— Begin EXTRACTED ENTRIES —

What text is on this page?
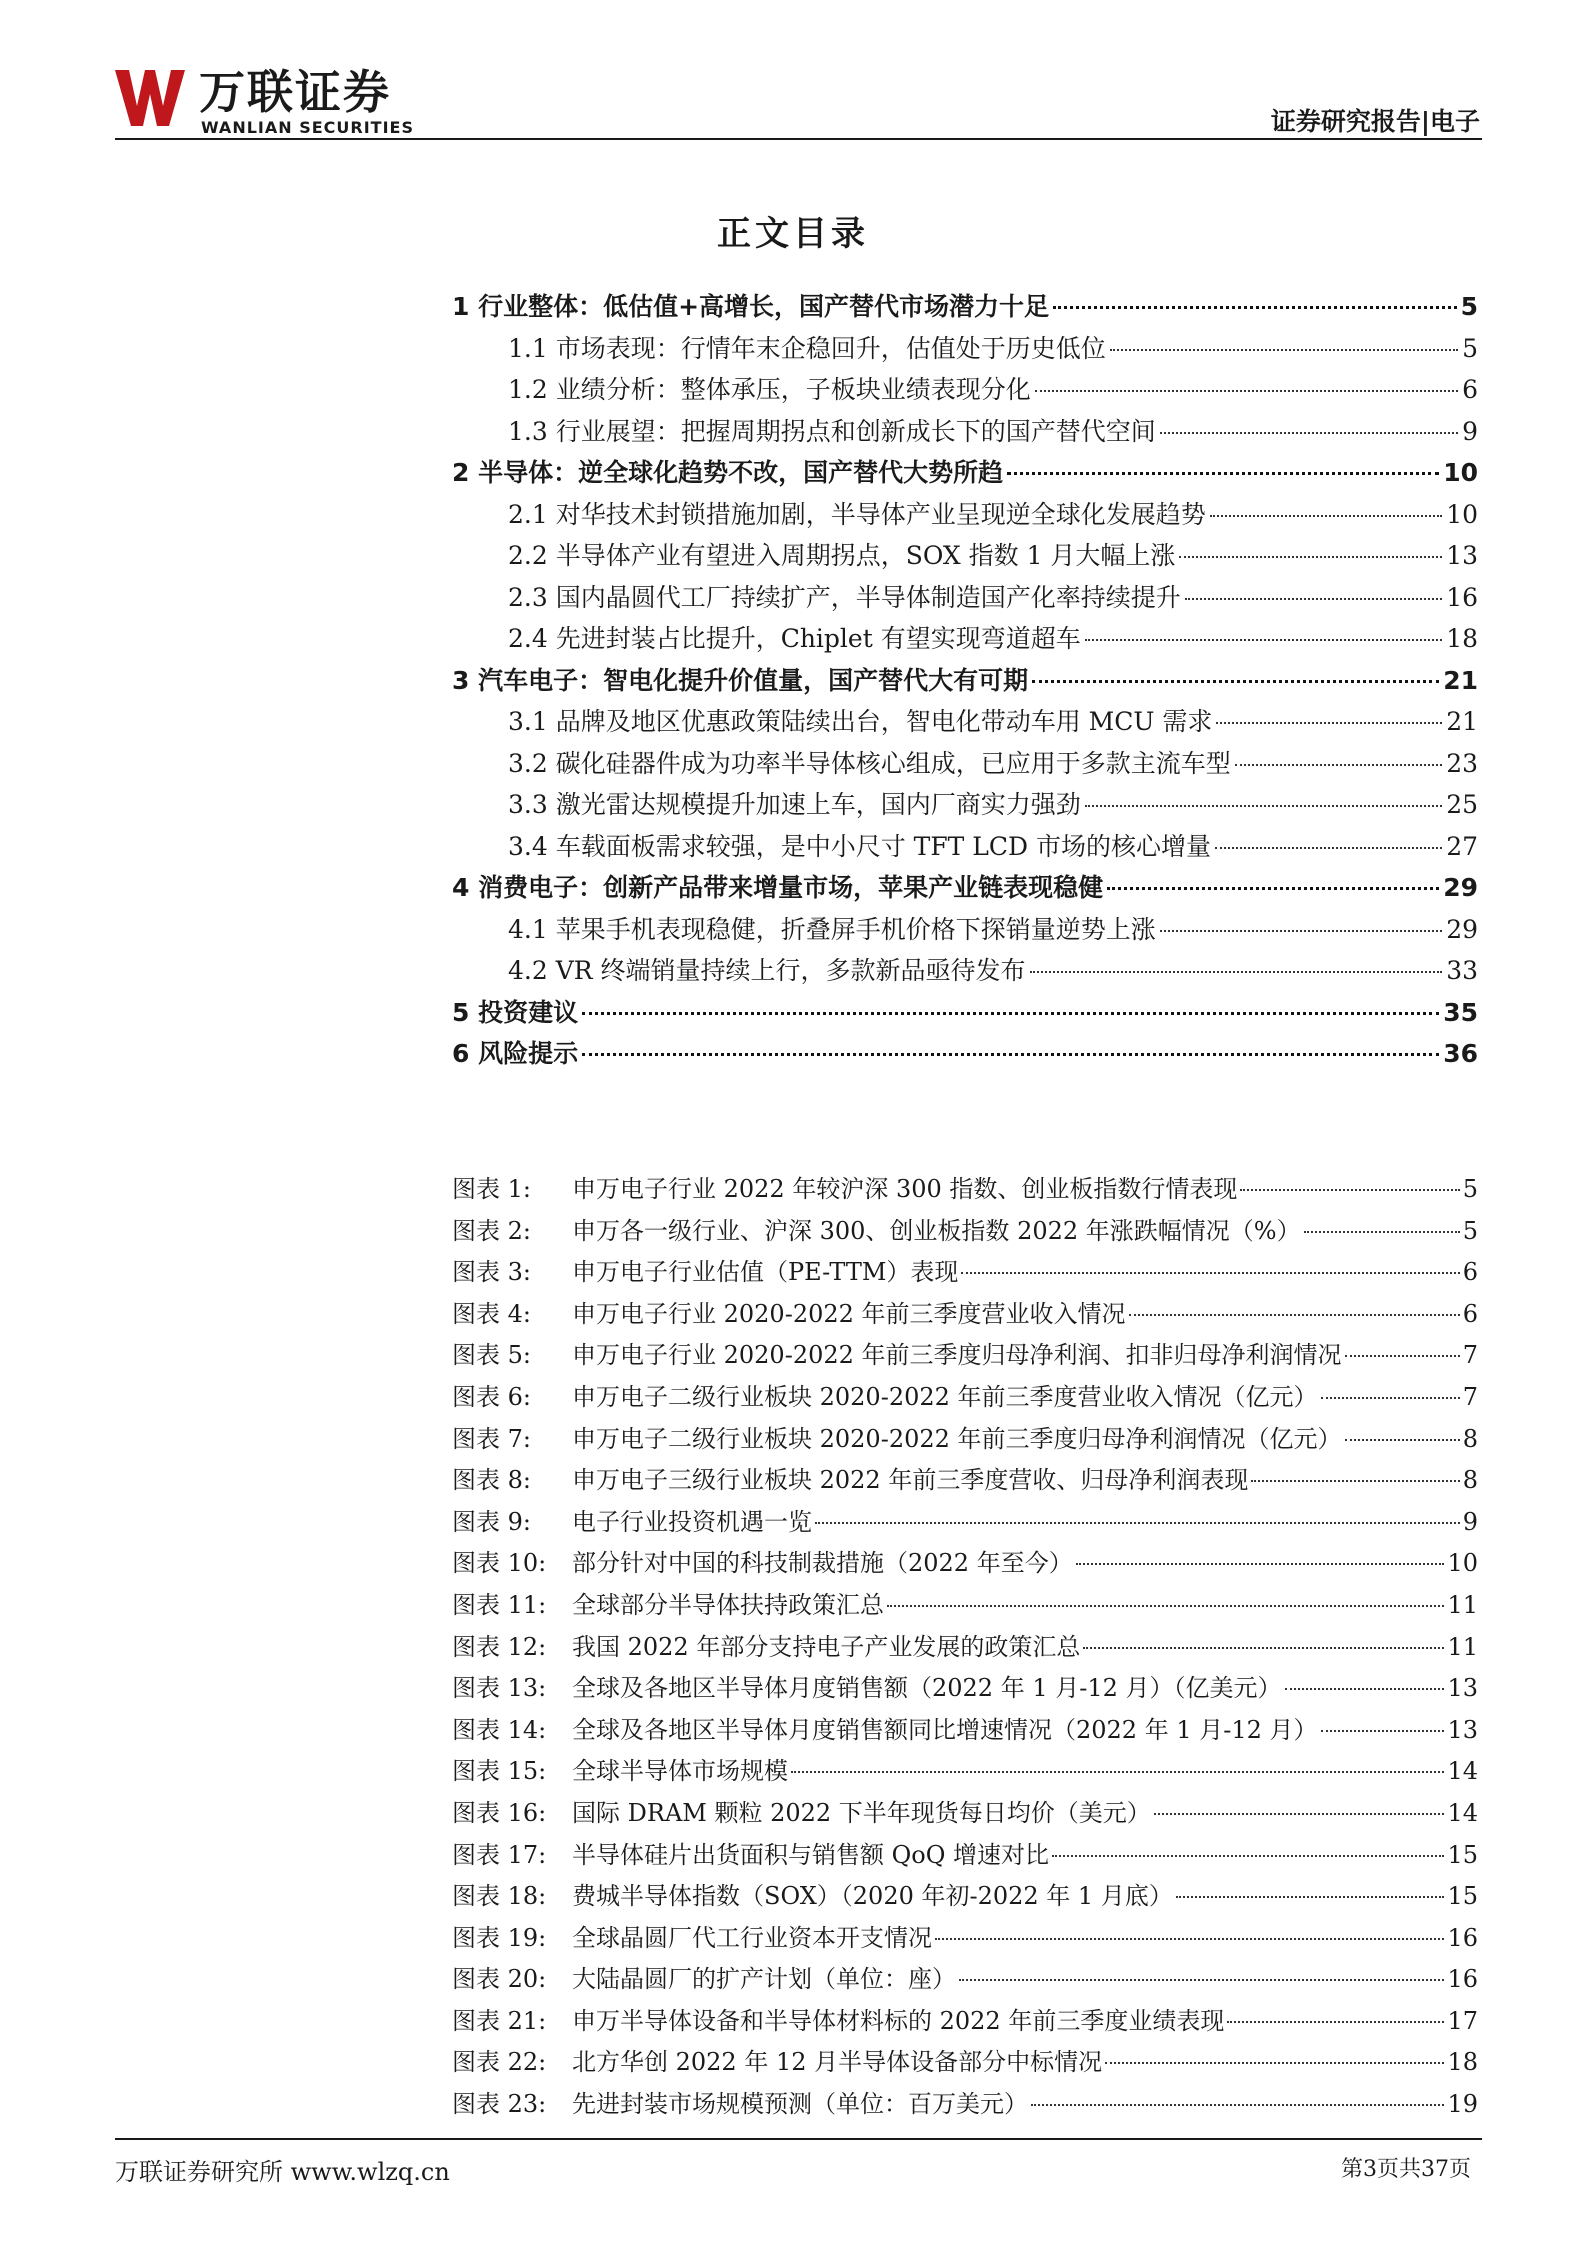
万联证券
WANLIAN SECURITIES	证券研究报告|电子
正文目录
1 行业整体：低估值+高增长，国产替代市场潜力十足	5
1.1 市场表现：行情年末企稳回升，估值处于历史低位	5
1.2 业绩分析：整体承压，子板块业绩表现分化	6
1.3 行业展望：把握周期拐点和创新成长下的国产替代空间	9
2 半导体：逆全球化趋势不改，国产替代大势所趋	10
2.1 对华技术封锁措施加剧，半导体产业呈现逆全球化发展趋势	10
2.2 半导体产业有望进入周期拐点，SOX 指数 1 月大幅上涨	13
2.3 国内晶圆代工厂持续扩产，半导体制造国产化率持续提升	16
2.4 先进封装占比提升，Chiplet 有望实现弯道超车	18
3 汽车电子：智电化提升价值量，国产替代大有可期	21
3.1 品牌及地区优惠政策陆续出台，智电化带动车用 MCU 需求	21
3.2 碳化硅器件成为功率半导体核心组成，已应用于多款主流车型	23
3.3 激光雷达规模提升加速上车，国内厂商实力强劲	25
3.4 车载面板需求较强，是中小尺寸 TFT LCD 市场的核心增量	27
4 消费电子：创新产品带来增量市场，苹果产业链表现稳健	29
4.1 苹果手机表现稳健，折叠屏手机价格下探销量逆势上涨	29
4.2 VR 终端销量持续上行，多款新品亟待发布	33
5 投资建议	35
6 风险提示	36
图表 1:	申万电子行业 2022 年较沪深 300 指数、创业板指数行情表现	5
图表 2:	申万各一级行业、沪深 300、创业板指数 2022 年涨跌幅情况（%）	5
图表 3:	申万电子行业估值（PE-TTM）表现	6
图表 4:	申万电子行业 2020-2022 年前三季度营业收入情况	6
图表 5:	申万电子行业 2020-2022 年前三季度归母净利润、扣非归母净利润情况	7
图表 6:	申万电子二级行业板块 2020-2022 年前三季度营业收入情况（亿元）	7
图表 7:	申万电子二级行业板块 2020-2022 年前三季度归母净利润情况（亿元）	8
图表 8:	申万电子三级行业板块 2022 年前三季度营收、归母净利润表现	8
图表 9:	电子行业投资机遇一览	9
图表 10:	部分针对中国的科技制裁措施（2022 年至今）	10
图表 11:	全球部分半导体扶持政策汇总	11
图表 12:	我国 2022 年部分支持电子产业发展的政策汇总	11
图表 13:	全球及各地区半导体月度销售额（2022 年 1 月-12 月）（亿美元）	13
图表 14:	全球及各地区半导体月度销售额同比增速情况（2022 年 1 月-12 月）	13
图表 15:	全球半导体市场规模	14
图表 16:	国际 DRAM 颗粒 2022 下半年现货每日均价（美元）	14
图表 17:	半导体硅片出货面积与销售额 QoQ 增速对比	15
图表 18:	费城半导体指数（SOX）（2020 年初-2022 年 1 月底）	15
图表 19:	全球晶圆厂代工行业资本开支情况	16
图表 20:	大陆晶圆厂的扩产计划（单位：座）	16
图表 21:	申万半导体设备和半导体材料标的 2022 年前三季度业绩表现	17
图表 22:	北方华创 2022 年 12 月半导体设备部分中标情况	18
图表 23:	先进封装市场规模预测（单位：百万美元）	19
万联证券研究所 www.wlzq.cn	第3页共37页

— End EXTRACTED ENTRIES —

## GIVEN TASK
Each line in the data that holds the string "申万电子二级行业板块" should be found and copied.

## SOLUTION TO THIS PROBLEM
图表 6:	申万电子二级行业板块 2020-2022 年前三季度营业收入情况（亿元）	7
图表 7:	申万电子二级行业板块 2020-2022 年前三季度归母净利润情况（亿元）	8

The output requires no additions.